/---

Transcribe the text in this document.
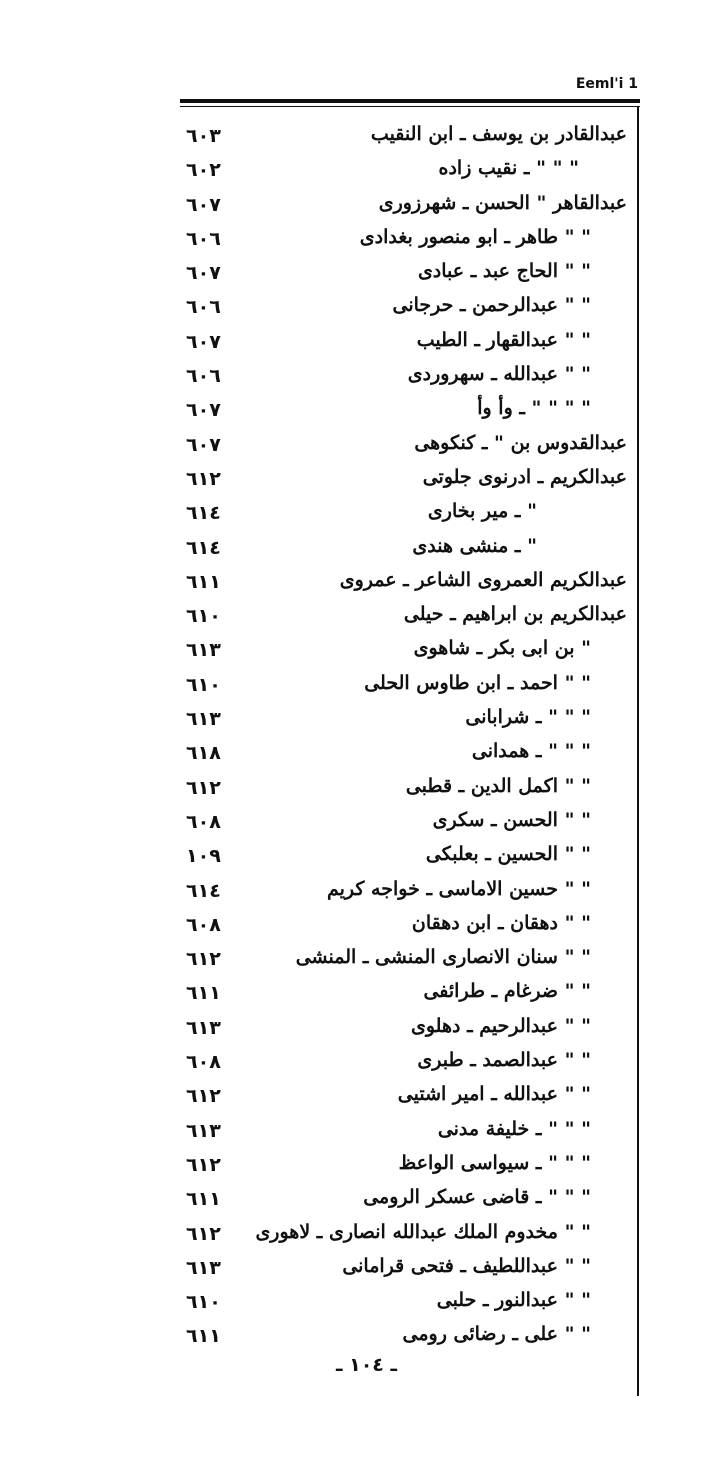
Eeml'i 1
عبدالقادر بن يوسف ـ ابن النقيب
٦٠٣
" " " ـ نقيب زاده
٦٠٢
عبدالقاهر " الحسن ـ شهرزوری
٦٠٧
" " طاهر ـ ابو منصور بغدادی
٦٠٦
" " الحاج عبد ـ عبادی
٦٠٧
" " عبدالرحمن ـ حرجانی
٦٠٦
" " عبدالقهار ـ الطيب
٦٠٧
" " عبدالله ـ سهروردی
٦٠٦
" " " " ـ وأ وأ
٦٠٧
عبدالقدوس بن " ـ كنكوهی
٦٠٧
عبدالكريم ـ ادرنوی جلوتی
٦١٢
" ـ مير بخاری
٦١٤
" ـ منشی هندی
٦١٤
عبدالكريم العمروی الشاعر ـ عمروی
٦١١
عبدالكريم بن ابراهيم ـ حيلی
٦١٠
" بن ابی بكر ـ شاهوی
٦١٣
" " احمد ـ ابن طاوس الحلی
٦١٠
" " " ـ شرابانی
٦١٣
" " " ـ همدانی
٦١٨
" " اكمل الدين ـ قطبی
٦١٢
" " الحسن ـ سكری
٦٠٨
" " الحسين ـ بعلبكی
١٠٩
" " حسين الاماسی ـ خواجه كريم
٦١٤
" " دهقان ـ ابن دهقان
٦٠٨
" " سنان الانصاری المنشی ـ المنشی
٦١٢
" " ضرغام ـ طرائفی
٦١١
" " عبدالرحيم ـ دهلوی
٦١٣
" " عبدالصمد ـ طبری
٦٠٨
" " عبدالله ـ امير اشتيی
٦١٢
" " " ـ خليفة مدنی
٦١٣
" " " ـ سيواسی الواعظ
٦١٢
" " " ـ قاضی عسكر الرومی
٦١١
" " مخدوم الملك عبدالله انصاری ـ لاهوری
٦١٢
" " عبداللطيف ـ فتحی قرامانی
٦١٣
" " عبدالنور ـ حلبی
٦١٠
" " علی ـ رضائی رومی
٦١١
ـ ١٠٤ ـ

\---

Pick out the lines above that hold the string "عبدالله" and show them.

" " عبدالله ـ سهروردی
" " عبدالله ـ امير اشتيی
" " مخدوم الملك عبدالله انصاری ـ لاهوری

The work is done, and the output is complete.